**Written exercise:** Leave out the pictures and transcribe the rest of the records exactly.

**Listed records:**
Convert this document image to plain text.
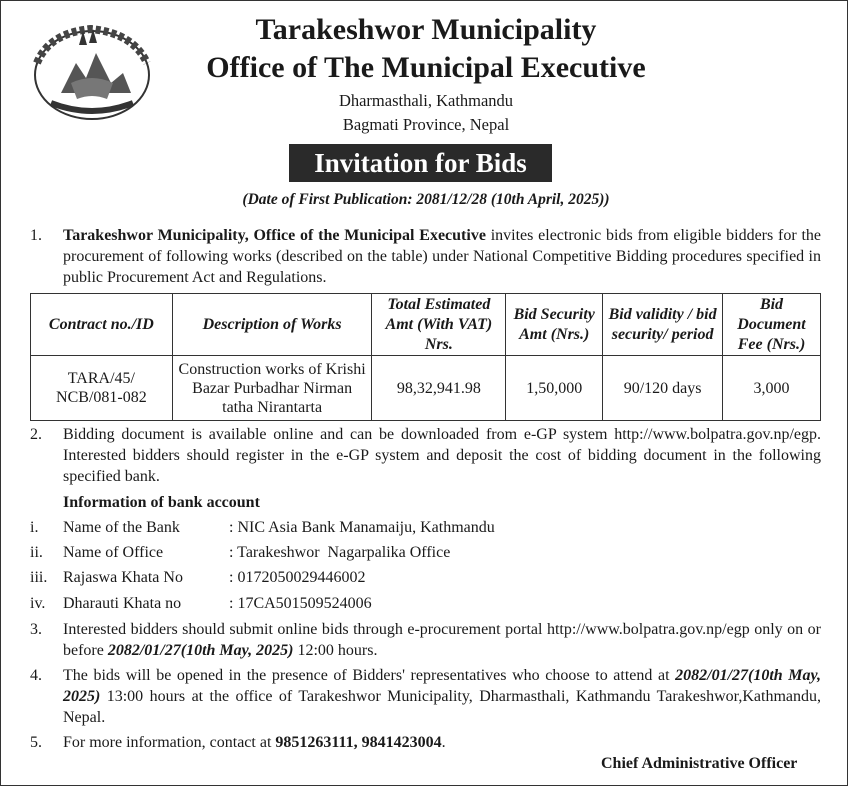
Tarakeshwor Municipality
Office of The Municipal Executive
Dharmasthali, Kathmandu
Bagmati Province, Nepal
Invitation for Bids
(Date of First Publication: 2081/12/28 (10th April, 2025))
1. Tarakeshwor Municipality, Office of the Municipal Executive invites electronic bids from eligible bidders for the procurement of following works (described on the table) under National Competitive Bidding procedures specified in public Procurement Act and Regulations.
Contract no./ID	Description of Works	Total Estimated Amt (With VAT) Nrs.	Bid Security Amt (Nrs.)	Bid validity / bid security/ period	Bid Document Fee (Nrs.)
TARA/45/ NCB/081-082	Construction works of Krishi Bazar Purbadhar Nirman tatha Nirantarta	98,32,941.98	1,50,000	90/120 days	3,000
2. Bidding document is available online and can be downloaded from e-GP system http://www.bolpatra.gov.np/egp. Interested bidders should register in the e-GP system and deposit the cost of bidding document in the following specified bank.
Information of bank account
i. Name of the Bank	: NIC Asia Bank Manamaiju, Kathmandu
ii. Name of Office	: Tarakeshwor  Nagarpalika Office
iii. Rajaswa Khata No	: 0172050029446002
iv. Dharauti Khata no	: 17CA501509524006
3. Interested bidders should submit online bids through e-procurement portal http://www.bolpatra.gov.np/egp only on or before 2082/01/27(10th May, 2025) 12:00 hours.
4. The bids will be opened in the presence of Bidders' representatives who choose to attend at 2082/01/27(10th May, 2025) 13:00 hours at the office of Tarakeshwor Municipality, Dharmasthali, Kathmandu Tarakeshwor,Kathmandu, Nepal.
5. For more information, contact at 9851263111, 9841423004.
Chief Administrative Officer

**Exercise output:**
Convert this document image to plain text.
Tarakeshwor Municipality
Office of The Municipal Executive
Dharmasthali, Kathmandu
Bagmati Province, Nepal
Invitation for Bids
(Date of First Publication: 2081/12/28 (10th April, 2025))
1. Tarakeshwor Municipality, Office of the Municipal Executive invites electronic bids from eligible bidders for the procurement of following works (described on the table) under National Competitive Bidding procedures specified in public Procurement Act and Regulations.
Contract no./ID	Description of Works	Total Estimated Amt (With VAT) Nrs.	Bid Security Amt (Nrs.)	Bid validity / bid security/ period	Bid Document Fee (Nrs.)
TARA/45/ NCB/081-082	Construction works of Krishi Bazar Purbadhar Nirman tatha Nirantarta	98,32,941.98	1,50,000	90/120 days	3,000
2. Bidding document is available online and can be downloaded from e-GP system http://www.bolpatra.gov.np/egp. Interested bidders should register in the e-GP system and deposit the cost of bidding document in the following specified bank.
Information of bank account
i. Name of the Bank	: NIC Asia Bank Manamaiju, Kathmandu
ii. Name of Office	: Tarakeshwor  Nagarpalika Office
iii. Rajaswa Khata No	: 0172050029446002
iv. Dharauti Khata no	: 17CA501509524006
3. Interested bidders should submit online bids through e-procurement portal http://www.bolpatra.gov.np/egp only on or before 2082/01/27(10th May, 2025) 12:00 hours.
4. The bids will be opened in the presence of Bidders' representatives who choose to attend at 2082/01/27(10th May, 2025) 13:00 hours at the office of Tarakeshwor Municipality, Dharmasthali, Kathmandu Tarakeshwor,Kathmandu, Nepal.
5. For more information, contact at 9851263111, 9841423004.
Chief Administrative Officer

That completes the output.